CONSEGNA:
Risponda alle seguenti domande sul testo relativo alla dieta mediterranea:
1. Su quanti bambini di 8-9 anni è stata condotta la ricerca Okkio alla salute?
2. In quale anno l'Unesco ha proclamato la Dieta mediterranea patrimonio dell'umanità?
3. In quale villaggio si trasferì Ancel Keys nel 1962?

TESTO DA ANALIZZARE:
• • • • • • •
Il problema più grande sono, però, i bambini. Soprattutto al Sud. Secondo un’altra ricerca, Okkio alla salute – svolta ogni due anni dal Ministero della salute e dal Centro per il controllo e la prevenzione delle malattie – su un campione di 48.946 bambini di 8-9 anni e 48.464 genitori di tutte le regioni tra malnutrizione e obesità, i piccoli italiani se la passano male. Siamo il paese europeo con più minori over size, 3 su 10. E la Campania, dove la dieta mediterranea è stata scoperta, è addirittura il fanalino di coda. Perché? I piccoli mangiano mediterraneo ai pasti, ma fast food fuori casa. Fanno poco sport. I genitori del Sud, sottolineano gli scienziati, non rilevano i chili in eccesso finché il bambino non è palesemente obeso. In più da un ulteriore studio svolto in Campania dal MedEatResearch, un fattore determinante è l’importanza del cibo nella relazione tra madre e figlio. Soprattutto nelle classi sociali più disagiate, dove una madre affettiva e accudente è prima di tutto “nutriente” e la seduzione alimentare guarda più i figli che i mariti. È evidente, dobbiamo ricominciare tutto da capo, recuperando il meglio della tradizione. Non per una intempestiva nostalgia del passato. Ma per un lungimirante ritorno al futuro.


* La Dieta mediterranea venne scoperta dall’americano Ancel Keys. Invitiamo il lettore a fare un veloce ripasso di questo modello alimentare che il mondo c’invidia e che noi ora stiamo quasi ripudiando. La storia gli ha dato talmente ragione che l’Unesco, nel 2010, ha proclamato la Dieta mediterranea patrimonio dell’umanità. E la FAO, tre anni dopo, l’ha indicata come ricetta ideale per nutrire il pianeta con un impatto ecologico.

Ancel Benjamin Keys (Colorado Springs 1904-Minneapolis 2004), fu biologo e fisiologo. Studiando l’epidemiologia delle malattie cardiovascolari, giunse a formulare ipotesi sull’influenza dell’alimentazione in tali patologie e ad individuare i benefici di un regime alimentare da lui stesso definito ‘dieta mediterranea’.

Nei primi anni ’50 venne a Roma, già famoso in quanto ideatore della ‘Razione K’ (razione da combattimento individuale giornaliera introdotta negli Stati Uniti d’America nel 1942 nel corso della seconda guerra mondiale), per partecipare al primo ‘Convegno sull’alimentazione’. Rimase affascinato dal dato della bassa incidenza di patologie cardiovascolari e di disturbi gastrointestinali nella regione Campania e nell’isola di Creta, e fu il promotore del primo studio pilota per chiarire tale mistero.

Prese in esame la popolazione di Nicotera, in Calabria, e nel 1962 si trasferì a Pioppi, villaggio di pescatori del comune di Pollica, nel Cilento, dove rimase per 40 anni, studiando, insieme ad alcuni collaboratori, l’alimentazione della popolazione locale e giungendo alla conclusione che la dieta mediterranea apportava benefici alla salute.
• • • • • • •
(Dati di previsione dei riquadri di delimitazione)

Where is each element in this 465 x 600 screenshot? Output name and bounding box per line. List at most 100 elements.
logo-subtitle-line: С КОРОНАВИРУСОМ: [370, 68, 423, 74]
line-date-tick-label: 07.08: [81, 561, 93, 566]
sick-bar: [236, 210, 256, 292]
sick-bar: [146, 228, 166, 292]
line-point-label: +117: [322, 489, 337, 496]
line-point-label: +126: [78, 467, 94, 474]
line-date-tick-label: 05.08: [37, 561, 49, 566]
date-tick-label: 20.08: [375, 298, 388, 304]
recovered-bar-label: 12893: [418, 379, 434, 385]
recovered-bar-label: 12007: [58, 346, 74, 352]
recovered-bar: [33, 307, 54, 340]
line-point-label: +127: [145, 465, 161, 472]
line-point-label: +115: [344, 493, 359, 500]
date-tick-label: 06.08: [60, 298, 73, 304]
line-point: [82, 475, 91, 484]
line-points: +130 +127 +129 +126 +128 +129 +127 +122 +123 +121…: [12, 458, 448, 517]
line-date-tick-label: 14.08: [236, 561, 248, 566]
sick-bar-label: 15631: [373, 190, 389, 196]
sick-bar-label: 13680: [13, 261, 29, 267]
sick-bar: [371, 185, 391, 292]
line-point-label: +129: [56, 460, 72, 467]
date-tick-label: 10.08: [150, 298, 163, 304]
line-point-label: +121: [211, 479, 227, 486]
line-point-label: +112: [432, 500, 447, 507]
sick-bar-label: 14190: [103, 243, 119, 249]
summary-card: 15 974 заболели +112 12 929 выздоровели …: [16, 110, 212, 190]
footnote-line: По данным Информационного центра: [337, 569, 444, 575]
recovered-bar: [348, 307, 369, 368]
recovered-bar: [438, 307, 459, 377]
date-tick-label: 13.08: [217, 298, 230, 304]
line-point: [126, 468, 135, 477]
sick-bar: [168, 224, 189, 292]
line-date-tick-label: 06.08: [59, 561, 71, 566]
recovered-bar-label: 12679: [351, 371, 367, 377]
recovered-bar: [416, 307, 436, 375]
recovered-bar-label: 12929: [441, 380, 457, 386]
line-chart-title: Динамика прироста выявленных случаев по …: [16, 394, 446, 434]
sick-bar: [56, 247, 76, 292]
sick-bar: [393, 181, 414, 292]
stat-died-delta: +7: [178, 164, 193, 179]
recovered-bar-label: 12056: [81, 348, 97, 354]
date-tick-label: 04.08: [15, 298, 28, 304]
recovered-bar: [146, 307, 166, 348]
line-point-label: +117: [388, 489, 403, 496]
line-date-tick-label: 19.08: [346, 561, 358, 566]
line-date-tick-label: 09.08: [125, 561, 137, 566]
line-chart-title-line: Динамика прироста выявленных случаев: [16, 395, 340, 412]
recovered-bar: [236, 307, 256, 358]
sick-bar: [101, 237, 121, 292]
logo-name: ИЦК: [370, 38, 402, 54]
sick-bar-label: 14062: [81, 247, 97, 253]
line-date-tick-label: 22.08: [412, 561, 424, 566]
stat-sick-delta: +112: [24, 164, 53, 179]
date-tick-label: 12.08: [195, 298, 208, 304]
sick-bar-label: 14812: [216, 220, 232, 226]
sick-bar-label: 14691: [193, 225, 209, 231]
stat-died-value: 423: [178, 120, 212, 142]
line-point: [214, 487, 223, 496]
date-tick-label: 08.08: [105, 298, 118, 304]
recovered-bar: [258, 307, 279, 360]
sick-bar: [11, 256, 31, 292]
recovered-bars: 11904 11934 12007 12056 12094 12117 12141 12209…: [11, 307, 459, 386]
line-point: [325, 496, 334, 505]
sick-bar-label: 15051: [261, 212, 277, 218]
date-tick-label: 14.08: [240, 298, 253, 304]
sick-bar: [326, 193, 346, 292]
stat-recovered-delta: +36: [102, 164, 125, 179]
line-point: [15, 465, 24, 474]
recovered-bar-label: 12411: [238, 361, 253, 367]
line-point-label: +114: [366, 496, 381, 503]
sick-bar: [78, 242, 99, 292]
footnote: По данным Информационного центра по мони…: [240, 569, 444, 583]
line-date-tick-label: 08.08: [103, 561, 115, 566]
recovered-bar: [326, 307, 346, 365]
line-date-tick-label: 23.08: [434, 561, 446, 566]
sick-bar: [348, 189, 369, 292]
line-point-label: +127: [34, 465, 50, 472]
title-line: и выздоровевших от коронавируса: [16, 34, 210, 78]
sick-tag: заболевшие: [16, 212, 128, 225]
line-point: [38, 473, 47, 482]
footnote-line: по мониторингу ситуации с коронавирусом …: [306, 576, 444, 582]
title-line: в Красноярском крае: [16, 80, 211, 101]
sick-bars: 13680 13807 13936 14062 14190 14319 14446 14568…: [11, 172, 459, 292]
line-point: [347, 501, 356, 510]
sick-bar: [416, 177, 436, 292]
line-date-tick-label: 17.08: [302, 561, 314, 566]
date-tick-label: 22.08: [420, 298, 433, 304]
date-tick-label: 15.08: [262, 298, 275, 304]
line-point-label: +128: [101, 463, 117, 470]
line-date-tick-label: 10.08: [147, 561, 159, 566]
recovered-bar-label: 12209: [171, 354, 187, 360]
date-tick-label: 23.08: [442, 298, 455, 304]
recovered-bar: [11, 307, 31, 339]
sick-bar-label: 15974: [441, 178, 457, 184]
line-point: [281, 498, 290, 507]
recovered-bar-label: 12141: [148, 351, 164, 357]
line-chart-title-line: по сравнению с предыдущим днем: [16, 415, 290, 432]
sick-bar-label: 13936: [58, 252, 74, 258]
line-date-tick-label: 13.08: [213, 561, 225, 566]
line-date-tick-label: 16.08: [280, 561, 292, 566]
• • • • • • •
SOLUZIONE PROPOSTA:
1. Su un campione di 48.946 bambini.
2. Nel 2010.
3. A Pioppi, villaggio di pescatori del comune di Pollica, nel Cilento.